>> Start SUPPLIED RECORDS

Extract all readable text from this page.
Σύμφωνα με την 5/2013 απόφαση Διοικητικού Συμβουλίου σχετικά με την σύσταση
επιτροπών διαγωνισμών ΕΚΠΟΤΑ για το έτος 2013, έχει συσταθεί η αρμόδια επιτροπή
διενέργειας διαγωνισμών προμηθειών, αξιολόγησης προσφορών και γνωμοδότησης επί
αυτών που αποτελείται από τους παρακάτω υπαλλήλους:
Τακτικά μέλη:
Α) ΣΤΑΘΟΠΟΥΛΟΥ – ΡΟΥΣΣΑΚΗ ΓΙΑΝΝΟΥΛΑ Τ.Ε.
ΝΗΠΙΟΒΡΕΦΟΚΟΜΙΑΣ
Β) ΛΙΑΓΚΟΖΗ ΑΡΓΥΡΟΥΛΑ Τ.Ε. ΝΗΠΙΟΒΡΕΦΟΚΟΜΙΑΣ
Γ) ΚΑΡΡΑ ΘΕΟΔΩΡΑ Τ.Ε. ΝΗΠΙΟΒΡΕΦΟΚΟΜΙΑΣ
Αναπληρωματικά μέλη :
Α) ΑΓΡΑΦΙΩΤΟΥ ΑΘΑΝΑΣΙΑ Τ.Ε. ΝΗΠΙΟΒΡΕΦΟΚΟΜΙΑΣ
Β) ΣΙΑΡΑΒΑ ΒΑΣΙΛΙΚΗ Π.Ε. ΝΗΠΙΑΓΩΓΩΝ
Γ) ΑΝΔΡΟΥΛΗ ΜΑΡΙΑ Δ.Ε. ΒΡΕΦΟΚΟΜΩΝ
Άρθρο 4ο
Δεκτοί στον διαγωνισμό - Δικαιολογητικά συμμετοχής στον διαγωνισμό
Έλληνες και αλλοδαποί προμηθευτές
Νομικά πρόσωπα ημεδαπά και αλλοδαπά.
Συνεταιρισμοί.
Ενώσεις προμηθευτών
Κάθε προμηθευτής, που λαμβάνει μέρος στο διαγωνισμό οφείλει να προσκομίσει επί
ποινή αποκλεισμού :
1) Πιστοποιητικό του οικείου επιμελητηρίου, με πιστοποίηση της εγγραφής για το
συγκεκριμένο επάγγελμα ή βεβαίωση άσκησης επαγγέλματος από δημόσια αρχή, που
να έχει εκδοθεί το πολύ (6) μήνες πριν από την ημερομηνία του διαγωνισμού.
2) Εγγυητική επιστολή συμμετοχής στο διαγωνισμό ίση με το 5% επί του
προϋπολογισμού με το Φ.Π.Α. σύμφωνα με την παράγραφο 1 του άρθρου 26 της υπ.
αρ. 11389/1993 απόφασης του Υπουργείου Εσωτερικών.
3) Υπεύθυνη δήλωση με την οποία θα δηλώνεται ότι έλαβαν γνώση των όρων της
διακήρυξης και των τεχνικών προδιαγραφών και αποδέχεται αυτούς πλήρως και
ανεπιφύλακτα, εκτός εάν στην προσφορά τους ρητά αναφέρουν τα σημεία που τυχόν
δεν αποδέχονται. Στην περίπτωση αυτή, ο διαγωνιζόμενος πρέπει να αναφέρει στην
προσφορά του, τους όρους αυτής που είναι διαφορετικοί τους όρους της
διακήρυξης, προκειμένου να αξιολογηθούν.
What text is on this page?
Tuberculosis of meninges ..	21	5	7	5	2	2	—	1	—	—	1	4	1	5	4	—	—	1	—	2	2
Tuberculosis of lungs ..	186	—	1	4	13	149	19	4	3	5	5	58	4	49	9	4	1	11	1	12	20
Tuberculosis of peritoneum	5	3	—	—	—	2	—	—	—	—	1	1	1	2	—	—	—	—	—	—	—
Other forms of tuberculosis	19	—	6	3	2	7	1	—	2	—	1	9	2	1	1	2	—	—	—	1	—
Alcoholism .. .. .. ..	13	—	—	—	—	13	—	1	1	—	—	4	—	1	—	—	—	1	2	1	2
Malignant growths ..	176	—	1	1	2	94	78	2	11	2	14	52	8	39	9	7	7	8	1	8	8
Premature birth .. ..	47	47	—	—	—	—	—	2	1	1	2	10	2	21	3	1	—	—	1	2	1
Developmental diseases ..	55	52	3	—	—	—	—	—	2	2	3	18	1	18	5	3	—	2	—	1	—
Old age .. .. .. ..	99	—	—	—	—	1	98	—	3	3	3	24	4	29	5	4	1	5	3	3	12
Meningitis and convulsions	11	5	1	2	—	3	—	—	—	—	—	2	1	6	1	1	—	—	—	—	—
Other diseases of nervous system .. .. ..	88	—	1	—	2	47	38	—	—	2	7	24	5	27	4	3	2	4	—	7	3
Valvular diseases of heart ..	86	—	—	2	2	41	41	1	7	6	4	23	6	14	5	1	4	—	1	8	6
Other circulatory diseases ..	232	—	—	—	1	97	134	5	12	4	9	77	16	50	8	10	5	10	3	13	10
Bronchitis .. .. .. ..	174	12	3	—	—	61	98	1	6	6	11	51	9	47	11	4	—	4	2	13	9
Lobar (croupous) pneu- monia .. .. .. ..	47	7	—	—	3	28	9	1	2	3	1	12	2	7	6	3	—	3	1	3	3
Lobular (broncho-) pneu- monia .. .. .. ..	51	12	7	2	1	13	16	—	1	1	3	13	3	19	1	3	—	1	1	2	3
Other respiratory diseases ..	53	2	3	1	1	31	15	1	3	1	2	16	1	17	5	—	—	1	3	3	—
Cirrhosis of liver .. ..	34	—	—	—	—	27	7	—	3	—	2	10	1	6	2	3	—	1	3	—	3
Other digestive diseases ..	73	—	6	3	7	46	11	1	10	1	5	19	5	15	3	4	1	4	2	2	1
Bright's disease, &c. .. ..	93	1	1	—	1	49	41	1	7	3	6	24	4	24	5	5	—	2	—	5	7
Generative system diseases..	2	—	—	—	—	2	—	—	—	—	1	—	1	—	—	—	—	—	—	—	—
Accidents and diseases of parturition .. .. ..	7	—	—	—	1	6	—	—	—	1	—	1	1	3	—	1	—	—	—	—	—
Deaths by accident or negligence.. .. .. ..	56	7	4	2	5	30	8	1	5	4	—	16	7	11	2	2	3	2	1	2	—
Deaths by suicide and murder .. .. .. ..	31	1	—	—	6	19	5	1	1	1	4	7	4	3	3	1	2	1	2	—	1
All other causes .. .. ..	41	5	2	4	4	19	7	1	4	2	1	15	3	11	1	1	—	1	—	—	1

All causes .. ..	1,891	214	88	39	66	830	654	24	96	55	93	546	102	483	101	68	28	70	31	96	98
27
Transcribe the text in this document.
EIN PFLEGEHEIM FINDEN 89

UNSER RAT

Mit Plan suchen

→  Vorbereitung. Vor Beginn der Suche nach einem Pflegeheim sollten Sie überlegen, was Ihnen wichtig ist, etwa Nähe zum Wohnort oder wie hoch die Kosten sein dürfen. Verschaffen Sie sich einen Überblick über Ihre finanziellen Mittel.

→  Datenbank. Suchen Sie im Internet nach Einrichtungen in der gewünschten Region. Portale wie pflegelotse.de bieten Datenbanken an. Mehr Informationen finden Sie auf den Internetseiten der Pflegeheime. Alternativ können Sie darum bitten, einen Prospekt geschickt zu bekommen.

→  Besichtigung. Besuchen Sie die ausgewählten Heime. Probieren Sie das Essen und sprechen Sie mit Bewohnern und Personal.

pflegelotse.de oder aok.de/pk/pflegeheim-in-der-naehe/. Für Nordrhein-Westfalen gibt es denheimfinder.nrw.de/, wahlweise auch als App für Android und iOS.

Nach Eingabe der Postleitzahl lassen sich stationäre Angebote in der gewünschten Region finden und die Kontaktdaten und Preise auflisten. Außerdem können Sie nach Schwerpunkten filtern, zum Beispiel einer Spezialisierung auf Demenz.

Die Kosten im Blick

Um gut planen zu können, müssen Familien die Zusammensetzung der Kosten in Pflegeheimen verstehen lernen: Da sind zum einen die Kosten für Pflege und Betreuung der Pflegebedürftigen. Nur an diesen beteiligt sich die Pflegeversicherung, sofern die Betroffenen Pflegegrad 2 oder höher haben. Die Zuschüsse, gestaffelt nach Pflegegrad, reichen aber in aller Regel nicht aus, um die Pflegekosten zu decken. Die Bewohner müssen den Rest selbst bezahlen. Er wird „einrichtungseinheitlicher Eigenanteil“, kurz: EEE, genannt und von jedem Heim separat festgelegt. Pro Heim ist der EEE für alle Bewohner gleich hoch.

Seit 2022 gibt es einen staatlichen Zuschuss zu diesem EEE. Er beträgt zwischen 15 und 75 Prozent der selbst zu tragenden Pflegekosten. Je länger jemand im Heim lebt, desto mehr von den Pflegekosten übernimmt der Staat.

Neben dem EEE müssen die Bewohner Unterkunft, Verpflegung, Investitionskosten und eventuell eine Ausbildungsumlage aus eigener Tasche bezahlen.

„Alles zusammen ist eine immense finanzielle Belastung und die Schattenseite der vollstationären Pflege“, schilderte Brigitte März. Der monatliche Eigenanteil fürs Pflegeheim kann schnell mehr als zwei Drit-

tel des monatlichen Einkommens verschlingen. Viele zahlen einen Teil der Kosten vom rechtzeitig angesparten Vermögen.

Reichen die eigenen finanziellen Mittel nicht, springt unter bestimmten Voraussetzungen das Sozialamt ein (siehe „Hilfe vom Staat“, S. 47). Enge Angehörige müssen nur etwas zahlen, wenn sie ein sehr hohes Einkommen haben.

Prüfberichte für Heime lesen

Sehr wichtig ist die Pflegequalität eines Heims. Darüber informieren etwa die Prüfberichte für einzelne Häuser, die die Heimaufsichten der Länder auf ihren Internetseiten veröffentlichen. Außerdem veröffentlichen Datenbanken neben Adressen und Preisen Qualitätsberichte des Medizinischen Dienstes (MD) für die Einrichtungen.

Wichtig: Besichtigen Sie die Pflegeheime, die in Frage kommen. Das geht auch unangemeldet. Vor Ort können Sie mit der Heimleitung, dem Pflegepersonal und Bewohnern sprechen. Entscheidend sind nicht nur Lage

>> End SUPPLIED RECORDS

§ GIVEN PROBLEM
Copy each line of the data above that holds "causes".

§ ANSWER IN FULL
All other causes .. .. ..	41	5	2	4	4	19	7	1	4	2	1	15	3	11	1	1	—	1	—	—	1
All causes .. ..	1,891	214	88	39	66	830	654	24	96	55	93	546	102	483	101	68	28	70	31	96	98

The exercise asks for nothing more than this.